Exercise material –

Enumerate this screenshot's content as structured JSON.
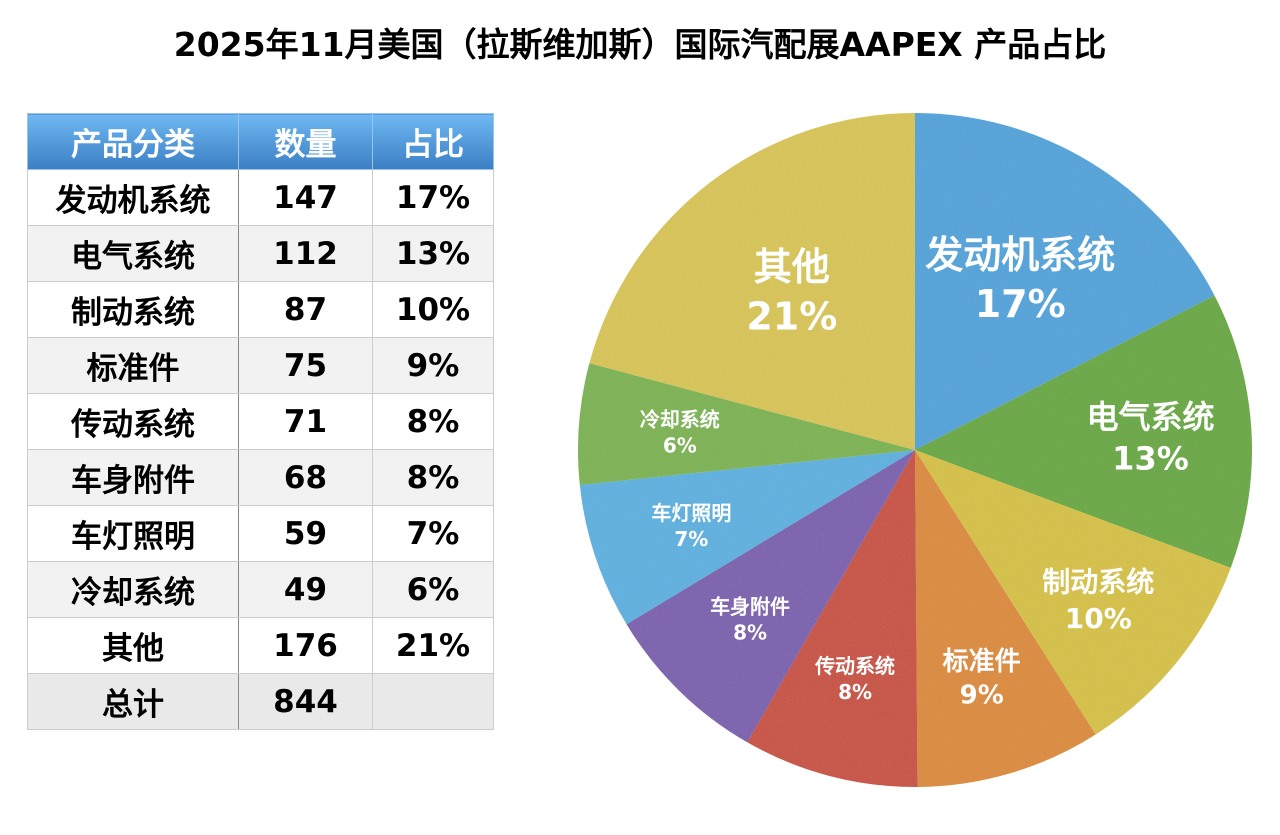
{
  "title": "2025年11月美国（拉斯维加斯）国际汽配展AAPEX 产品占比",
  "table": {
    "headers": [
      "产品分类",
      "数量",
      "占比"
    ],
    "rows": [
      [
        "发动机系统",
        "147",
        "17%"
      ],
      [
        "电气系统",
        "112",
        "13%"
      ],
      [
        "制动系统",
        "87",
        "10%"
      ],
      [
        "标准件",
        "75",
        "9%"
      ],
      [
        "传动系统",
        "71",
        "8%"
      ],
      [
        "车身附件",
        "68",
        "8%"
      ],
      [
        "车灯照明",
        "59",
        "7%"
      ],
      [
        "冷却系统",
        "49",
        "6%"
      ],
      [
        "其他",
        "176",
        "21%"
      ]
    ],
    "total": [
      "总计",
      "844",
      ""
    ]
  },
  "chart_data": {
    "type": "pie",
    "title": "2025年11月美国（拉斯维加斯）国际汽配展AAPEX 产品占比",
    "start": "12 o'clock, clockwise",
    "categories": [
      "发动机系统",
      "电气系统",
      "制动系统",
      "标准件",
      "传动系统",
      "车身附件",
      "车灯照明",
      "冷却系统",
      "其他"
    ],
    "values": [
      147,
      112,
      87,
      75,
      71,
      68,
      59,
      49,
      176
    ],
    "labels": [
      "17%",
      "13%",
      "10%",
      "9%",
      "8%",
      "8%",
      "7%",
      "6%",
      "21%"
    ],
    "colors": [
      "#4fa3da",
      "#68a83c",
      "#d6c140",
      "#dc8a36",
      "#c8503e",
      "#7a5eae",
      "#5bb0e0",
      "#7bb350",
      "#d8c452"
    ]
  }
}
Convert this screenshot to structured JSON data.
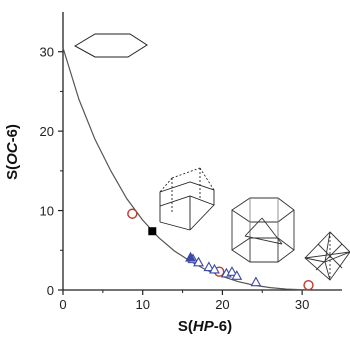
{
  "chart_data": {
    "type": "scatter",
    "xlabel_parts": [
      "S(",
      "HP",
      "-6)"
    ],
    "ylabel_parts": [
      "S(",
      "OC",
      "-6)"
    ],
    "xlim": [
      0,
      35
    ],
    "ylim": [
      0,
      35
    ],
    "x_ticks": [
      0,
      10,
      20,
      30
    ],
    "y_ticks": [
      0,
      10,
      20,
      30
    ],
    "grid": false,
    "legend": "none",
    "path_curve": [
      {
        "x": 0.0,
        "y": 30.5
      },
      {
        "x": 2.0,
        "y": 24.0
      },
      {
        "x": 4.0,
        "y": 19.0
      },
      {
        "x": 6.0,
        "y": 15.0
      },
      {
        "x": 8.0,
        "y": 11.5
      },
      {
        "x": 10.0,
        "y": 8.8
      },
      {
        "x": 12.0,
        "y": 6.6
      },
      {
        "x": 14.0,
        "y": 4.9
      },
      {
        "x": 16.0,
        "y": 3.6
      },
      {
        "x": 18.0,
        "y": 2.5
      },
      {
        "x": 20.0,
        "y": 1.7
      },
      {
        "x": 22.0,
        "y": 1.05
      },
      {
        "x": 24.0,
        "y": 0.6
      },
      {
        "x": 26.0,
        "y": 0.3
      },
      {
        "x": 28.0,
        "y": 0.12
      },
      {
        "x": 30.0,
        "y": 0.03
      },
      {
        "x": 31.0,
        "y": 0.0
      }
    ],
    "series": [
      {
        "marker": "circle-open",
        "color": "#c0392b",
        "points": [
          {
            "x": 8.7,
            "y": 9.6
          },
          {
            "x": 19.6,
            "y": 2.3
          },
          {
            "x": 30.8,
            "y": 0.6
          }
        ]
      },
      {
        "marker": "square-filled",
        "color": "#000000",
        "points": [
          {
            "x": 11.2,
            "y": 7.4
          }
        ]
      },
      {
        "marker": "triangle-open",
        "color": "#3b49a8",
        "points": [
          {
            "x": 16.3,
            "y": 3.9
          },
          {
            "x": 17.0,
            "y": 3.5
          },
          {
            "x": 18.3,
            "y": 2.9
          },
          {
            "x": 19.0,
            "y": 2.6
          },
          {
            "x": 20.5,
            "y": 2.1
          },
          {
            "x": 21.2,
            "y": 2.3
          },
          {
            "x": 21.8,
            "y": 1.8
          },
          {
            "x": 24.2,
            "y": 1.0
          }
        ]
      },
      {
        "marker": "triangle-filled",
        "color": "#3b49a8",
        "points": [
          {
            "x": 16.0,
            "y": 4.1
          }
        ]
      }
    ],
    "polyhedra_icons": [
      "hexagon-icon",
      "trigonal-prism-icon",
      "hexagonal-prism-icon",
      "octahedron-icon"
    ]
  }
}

Challenge – Copy every line of the records above that contains "this".

Task solution –
Enumerate this screenshot's content as structured JSON.
Convert this screenshot to structured JSON data.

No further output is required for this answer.